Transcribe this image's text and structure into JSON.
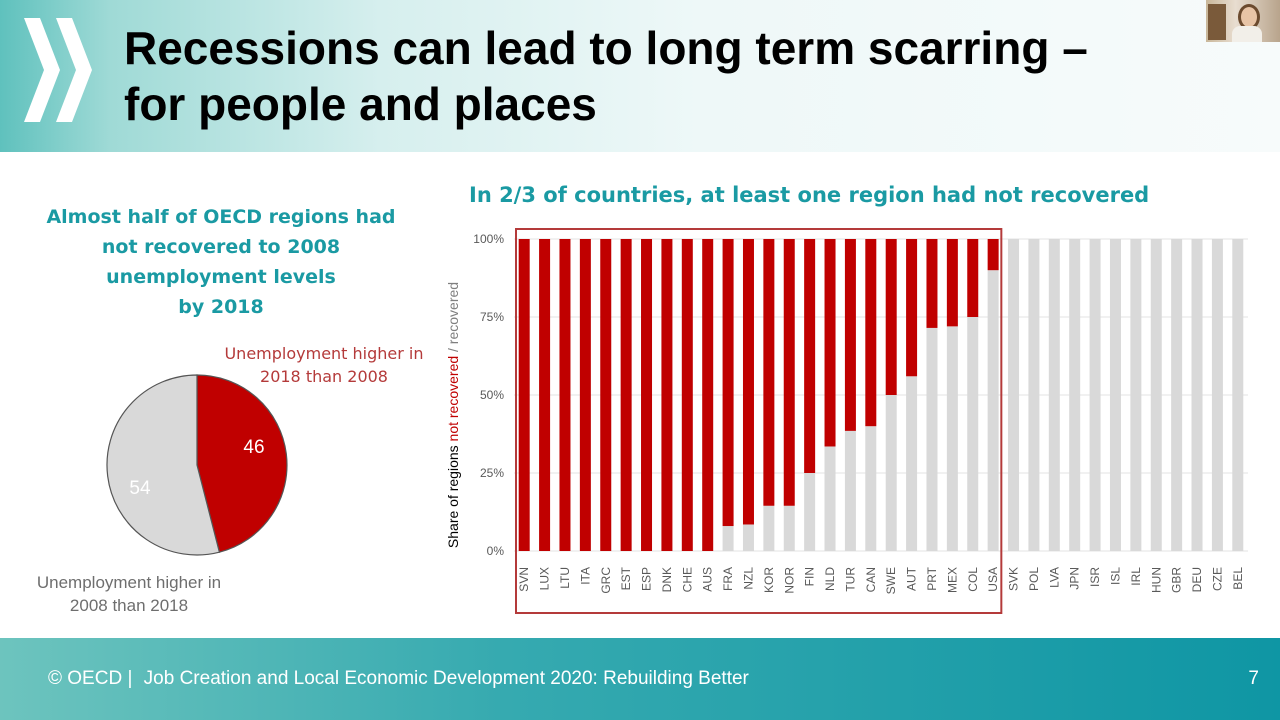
{
  "slide": {
    "title_line1": "Recessions can lead to long term scarring –",
    "title_line2": "for people and places",
    "page_number": "7"
  },
  "footer": {
    "copyright": "© OECD |",
    "report_title": "Job Creation and Local Economic Development 2020: Rebuilding Better"
  },
  "left_panel": {
    "heading": [
      "Almost half of OECD regions had",
      "not recovered to 2008",
      "unemployment levels",
      "by 2018"
    ],
    "label_red": [
      "Unemployment higher in",
      "2018 than 2008"
    ],
    "label_grey": [
      "Unemployment higher in",
      "2008 than 2018"
    ]
  },
  "right_panel": {
    "heading": "In 2/3 of countries, at least one region had not recovered"
  },
  "colors": {
    "not_recovered": "#c00000",
    "recovered": "#d9d9d9",
    "heading_teal": "#1a9aa3",
    "highlight_box": "#b43a3a"
  },
  "chart_data": [
    {
      "type": "pie",
      "slices": [
        {
          "label": "46",
          "value": 46,
          "color": "#c00000"
        },
        {
          "label": "54",
          "value": 54,
          "color": "#d9d9d9"
        }
      ]
    },
    {
      "type": "bar",
      "stacked": true,
      "ylabel_parts": [
        "Share of regions ",
        "not recovered",
        " / recovered"
      ],
      "ylim": [
        0,
        100
      ],
      "yticks": [
        "0%",
        "25%",
        "50%",
        "75%",
        "100%"
      ],
      "categories": [
        "SVN",
        "LUX",
        "LTU",
        "ITA",
        "GRC",
        "EST",
        "ESP",
        "DNK",
        "CHE",
        "AUS",
        "FRA",
        "NZL",
        "KOR",
        "NOR",
        "FIN",
        "NLD",
        "TUR",
        "CAN",
        "SWE",
        "AUT",
        "PRT",
        "MEX",
        "COL",
        "USA",
        "SVK",
        "POL",
        "LVA",
        "JPN",
        "ISR",
        "ISL",
        "IRL",
        "HUN",
        "GBR",
        "DEU",
        "CZE",
        "BEL"
      ],
      "series": [
        {
          "name": "not recovered",
          "values": [
            100,
            100,
            100,
            100,
            100,
            100,
            100,
            100,
            100,
            100,
            92,
            91.5,
            85.5,
            85.5,
            75,
            66.5,
            61.5,
            60,
            50,
            44,
            28.5,
            28,
            25,
            10,
            0,
            0,
            0,
            0,
            0,
            0,
            0,
            0,
            0,
            0,
            0,
            0
          ]
        },
        {
          "name": "recovered",
          "values": [
            0,
            0,
            0,
            0,
            0,
            0,
            0,
            0,
            0,
            0,
            8,
            8.5,
            14.5,
            14.5,
            25,
            33.5,
            38.5,
            40,
            50,
            56,
            71.5,
            72,
            75,
            90,
            100,
            100,
            100,
            100,
            100,
            100,
            100,
            100,
            100,
            100,
            100,
            100
          ]
        }
      ],
      "grid": true,
      "highlight_categories": [
        "SVN",
        "USA"
      ]
    }
  ]
}
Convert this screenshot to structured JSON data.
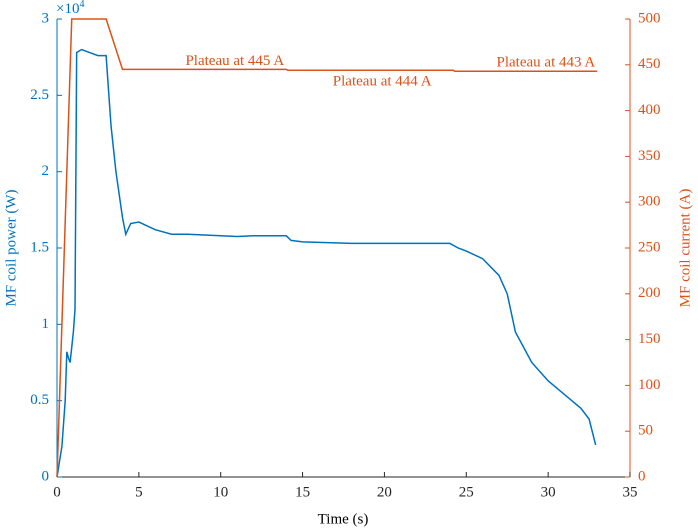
{
  "chart_data": {
    "type": "line",
    "xlabel": "Time (s)",
    "ylabel": "MF coil power (W)",
    "y2label": "MF coil current (A)",
    "y_multiplier": {
      "base": "×10",
      "exponent": "4"
    },
    "xlim": [
      0,
      35
    ],
    "xticks": [
      0,
      5,
      10,
      15,
      20,
      25,
      30,
      35
    ],
    "ylim": [
      0,
      30000
    ],
    "yticks": [
      0,
      {
        "value": 5000,
        "label": "0.5"
      },
      {
        "value": 10000,
        "label": "1"
      },
      {
        "value": 15000,
        "label": "1.5"
      },
      {
        "value": 20000,
        "label": "2"
      },
      {
        "value": 25000,
        "label": "2.5"
      },
      {
        "value": 30000,
        "label": "3"
      }
    ],
    "y2lim": [
      0,
      500
    ],
    "y2ticks": [
      0,
      50,
      100,
      150,
      200,
      250,
      300,
      350,
      400,
      450,
      500
    ],
    "series": [
      {
        "name": "MF coil power",
        "color": "#0072BD",
        "axis": "y",
        "x": [
          0,
          0.3,
          0.5,
          0.6,
          0.7,
          0.8,
          1.0,
          1.1,
          1.2,
          1.5,
          2,
          2.5,
          3,
          3.3,
          3.6,
          4,
          4.2,
          4.5,
          5,
          6,
          7,
          8,
          10,
          11,
          12,
          14,
          14.3,
          15,
          18,
          22,
          24,
          24.5,
          25,
          26,
          27,
          27.5,
          28,
          29,
          30,
          31,
          32,
          32.5,
          32.9
        ],
        "values": [
          0,
          2000,
          5000,
          8200,
          7800,
          7500,
          9500,
          11000,
          27800,
          28000,
          27800,
          27600,
          27600,
          23000,
          20000,
          17000,
          15900,
          16600,
          16700,
          16200,
          15900,
          15900,
          15800,
          15750,
          15800,
          15800,
          15500,
          15400,
          15300,
          15300,
          15300,
          15000,
          14800,
          14300,
          13200,
          12000,
          9500,
          7500,
          6300,
          5400,
          4500,
          3800,
          2100
        ]
      },
      {
        "name": "MF coil current",
        "color": "#D95319",
        "axis": "y2",
        "x": [
          0,
          0.9,
          3,
          4,
          14,
          14.1,
          24.2,
          24.3,
          33
        ],
        "values": [
          0,
          500,
          500,
          445,
          445,
          444,
          444,
          443,
          443
        ]
      }
    ],
    "annotations": [
      {
        "text": "Plateau at 445 A",
        "x": 14,
        "y": 445
      },
      {
        "text": "Plateau at 444 A",
        "x": 23,
        "y": 444
      },
      {
        "text": "Plateau at 443 A",
        "x": 33,
        "y": 443
      }
    ]
  }
}
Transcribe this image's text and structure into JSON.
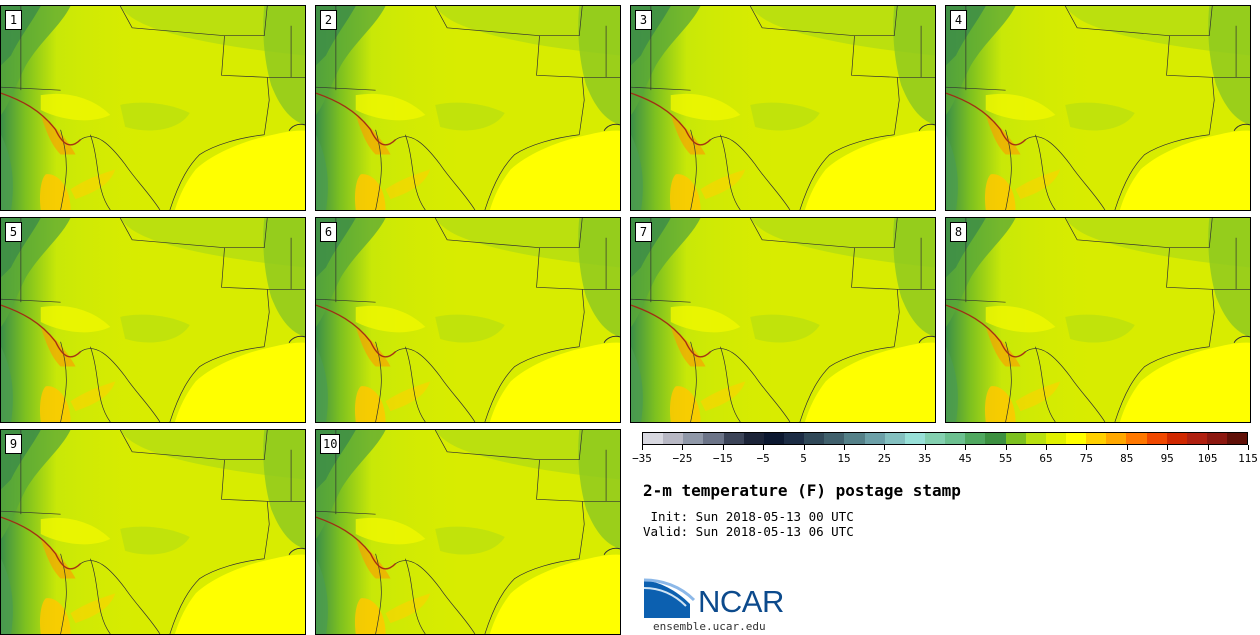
{
  "stamps": [
    {
      "label": "1"
    },
    {
      "label": "2"
    },
    {
      "label": "3"
    },
    {
      "label": "4"
    },
    {
      "label": "5"
    },
    {
      "label": "6"
    },
    {
      "label": "7"
    },
    {
      "label": "8"
    },
    {
      "label": "9"
    },
    {
      "label": "10"
    }
  ],
  "colorbar": {
    "colors": [
      "#d8d8e0",
      "#b8b8c4",
      "#9098a8",
      "#6c7488",
      "#3c4458",
      "#1c2438",
      "#0c1830",
      "#1c2c44",
      "#304858",
      "#40606c",
      "#548088",
      "#6ca0a8",
      "#84c0c0",
      "#98e0d8",
      "#84d0b0",
      "#6cc090",
      "#50a860",
      "#3c9040",
      "#7cc020",
      "#b8e010",
      "#e0f000",
      "#ffff00",
      "#ffd000",
      "#ffa800",
      "#ff7800",
      "#f04800",
      "#d02800",
      "#b02010",
      "#8c1810",
      "#601008"
    ],
    "tick_labels": [
      "−35",
      "−25",
      "−15",
      "−5",
      "5",
      "15",
      "25",
      "35",
      "45",
      "55",
      "65",
      "75",
      "85",
      "95",
      "105",
      "115"
    ]
  },
  "title": "2-m temperature (F) postage stamp",
  "init_text": " Init: Sun 2018-05-13 00 UTC",
  "valid_text": "Valid: Sun 2018-05-13 06 UTC",
  "logo_text": "NCAR",
  "url": "ensemble.ucar.edu"
}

- Requirement:
Without including any picture, retype the entries exactly.

- Answer to this problem:
Transcribe this image's text and structure into JSON.
{
  "slide": {
    "title_line1": "Recessions can lead to long term scarring –",
    "title_line2": "for people and places",
    "page_number": "7"
  },
  "footer": {
    "copyright": "© OECD |",
    "report_title": "Job Creation and Local Economic Development 2020: Rebuilding Better"
  },
  "left_panel": {
    "heading": [
      "Almost half of OECD regions had",
      "not recovered to 2008",
      "unemployment levels",
      "by 2018"
    ],
    "label_red": [
      "Unemployment higher in",
      "2018 than 2008"
    ],
    "label_grey": [
      "Unemployment higher in",
      "2008 than 2018"
    ]
  },
  "right_panel": {
    "heading": "In 2/3 of countries, at least one region had not recovered"
  },
  "colors": {
    "not_recovered": "#c00000",
    "recovered": "#d9d9d9",
    "heading_teal": "#1a9aa3",
    "highlight_box": "#b43a3a"
  },
  "chart_data": [
    {
      "type": "pie",
      "slices": [
        {
          "label": "46",
          "value": 46,
          "color": "#c00000"
        },
        {
          "label": "54",
          "value": 54,
          "color": "#d9d9d9"
        }
      ]
    },
    {
      "type": "bar",
      "stacked": true,
      "ylabel_parts": [
        "Share of regions ",
        "not recovered",
        " / recovered"
      ],
      "ylim": [
        0,
        100
      ],
      "yticks": [
        "0%",
        "25%",
        "50%",
        "75%",
        "100%"
      ],
      "categories": [
        "SVN",
        "LUX",
        "LTU",
        "ITA",
        "GRC",
        "EST",
        "ESP",
        "DNK",
        "CHE",
        "AUS",
        "FRA",
        "NZL",
        "KOR",
        "NOR",
        "FIN",
        "NLD",
        "TUR",
        "CAN",
        "SWE",
        "AUT",
        "PRT",
        "MEX",
        "COL",
        "USA",
        "SVK",
        "POL",
        "LVA",
        "JPN",
        "ISR",
        "ISL",
        "IRL",
        "HUN",
        "GBR",
        "DEU",
        "CZE",
        "BEL"
      ],
      "series": [
        {
          "name": "not recovered",
          "values": [
            100,
            100,
            100,
            100,
            100,
            100,
            100,
            100,
            100,
            100,
            92,
            91.5,
            85.5,
            85.5,
            75,
            66.5,
            61.5,
            60,
            50,
            44,
            28.5,
            28,
            25,
            10,
            0,
            0,
            0,
            0,
            0,
            0,
            0,
            0,
            0,
            0,
            0,
            0
          ]
        },
        {
          "name": "recovered",
          "values": [
            0,
            0,
            0,
            0,
            0,
            0,
            0,
            0,
            0,
            0,
            8,
            8.5,
            14.5,
            14.5,
            25,
            33.5,
            38.5,
            40,
            50,
            56,
            71.5,
            72,
            75,
            90,
            100,
            100,
            100,
            100,
            100,
            100,
            100,
            100,
            100,
            100,
            100,
            100
          ]
        }
      ],
      "grid": true,
      "highlight_categories": [
        "SVN",
        "USA"
      ]
    }
  ]
}
Convert this screenshot to structured JSON data.
{
  "chart_data": {
    "type": "line",
    "xlabel": "Time (s)",
    "ylabel": "MF coil power (W)",
    "y2label": "MF coil current (A)",
    "y_multiplier": {
      "base": "×10",
      "exponent": "4"
    },
    "xlim": [
      0,
      35
    ],
    "xticks": [
      0,
      5,
      10,
      15,
      20,
      25,
      30,
      35
    ],
    "ylim": [
      0,
      30000
    ],
    "yticks": [
      0,
      {
        "value": 5000,
        "label": "0.5"
      },
      {
        "value": 10000,
        "label": "1"
      },
      {
        "value": 15000,
        "label": "1.5"
      },
      {
        "value": 20000,
        "label": "2"
      },
      {
        "value": 25000,
        "label": "2.5"
      },
      {
        "value": 30000,
        "label": "3"
      }
    ],
    "y2lim": [
      0,
      500
    ],
    "y2ticks": [
      0,
      50,
      100,
      150,
      200,
      250,
      300,
      350,
      400,
      450,
      500
    ],
    "series": [
      {
        "name": "MF coil power",
        "color": "#0072BD",
        "axis": "y",
        "x": [
          0,
          0.3,
          0.5,
          0.6,
          0.7,
          0.8,
          1.0,
          1.1,
          1.2,
          1.5,
          2,
          2.5,
          3,
          3.3,
          3.6,
          4,
          4.2,
          4.5,
          5,
          6,
          7,
          8,
          10,
          11,
          12,
          14,
          14.3,
          15,
          18,
          22,
          24,
          24.5,
          25,
          26,
          27,
          27.5,
          28,
          29,
          30,
          31,
          32,
          32.5,
          32.9
        ],
        "values": [
          0,
          2000,
          5000,
          8200,
          7800,
          7500,
          9500,
          11000,
          27800,
          28000,
          27800,
          27600,
          27600,
          23000,
          20000,
          17000,
          15900,
          16600,
          16700,
          16200,
          15900,
          15900,
          15800,
          15750,
          15800,
          15800,
          15500,
          15400,
          15300,
          15300,
          15300,
          15000,
          14800,
          14300,
          13200,
          12000,
          9500,
          7500,
          6300,
          5400,
          4500,
          3800,
          2100
        ]
      },
      {
        "name": "MF coil current",
        "color": "#D95319",
        "axis": "y2",
        "x": [
          0,
          0.9,
          3,
          4,
          14,
          14.1,
          24.2,
          24.3,
          33
        ],
        "values": [
          0,
          500,
          500,
          445,
          445,
          444,
          444,
          443,
          443
        ]
      }
    ],
    "annotations": [
      {
        "text": "Plateau at 445 A",
        "x": 14,
        "y": 445
      },
      {
        "text": "Plateau at 444 A",
        "x": 23,
        "y": 444
      },
      {
        "text": "Plateau at 443 A",
        "x": 33,
        "y": 443
      }
    ]
  }
}
Transcribe this image's text and structure into JSON.
{
  "stamps": [
    {
      "label": "1"
    },
    {
      "label": "2"
    },
    {
      "label": "3"
    },
    {
      "label": "4"
    },
    {
      "label": "5"
    },
    {
      "label": "6"
    },
    {
      "label": "7"
    },
    {
      "label": "8"
    },
    {
      "label": "9"
    },
    {
      "label": "10"
    }
  ],
  "colorbar": {
    "colors": [
      "#d8d8e0",
      "#b8b8c4",
      "#9098a8",
      "#6c7488",
      "#3c4458",
      "#1c2438",
      "#0c1830",
      "#1c2c44",
      "#304858",
      "#40606c",
      "#548088",
      "#6ca0a8",
      "#84c0c0",
      "#98e0d8",
      "#84d0b0",
      "#6cc090",
      "#50a860",
      "#3c9040",
      "#7cc020",
      "#b8e010",
      "#e0f000",
      "#ffff00",
      "#ffd000",
      "#ffa800",
      "#ff7800",
      "#f04800",
      "#d02800",
      "#b02010",
      "#8c1810",
      "#601008"
    ],
    "tick_labels": [
      "−35",
      "−25",
      "−15",
      "−5",
      "5",
      "15",
      "25",
      "35",
      "45",
      "55",
      "65",
      "75",
      "85",
      "95",
      "105",
      "115"
    ]
  },
  "title": "2-m temperature (F) postage stamp",
  "init_text": " Init: Sun 2018-05-13 00 UTC",
  "valid_text": "Valid: Sun 2018-05-13 06 UTC",
  "logo_text": "NCAR",
  "url": "ensemble.ucar.edu"
}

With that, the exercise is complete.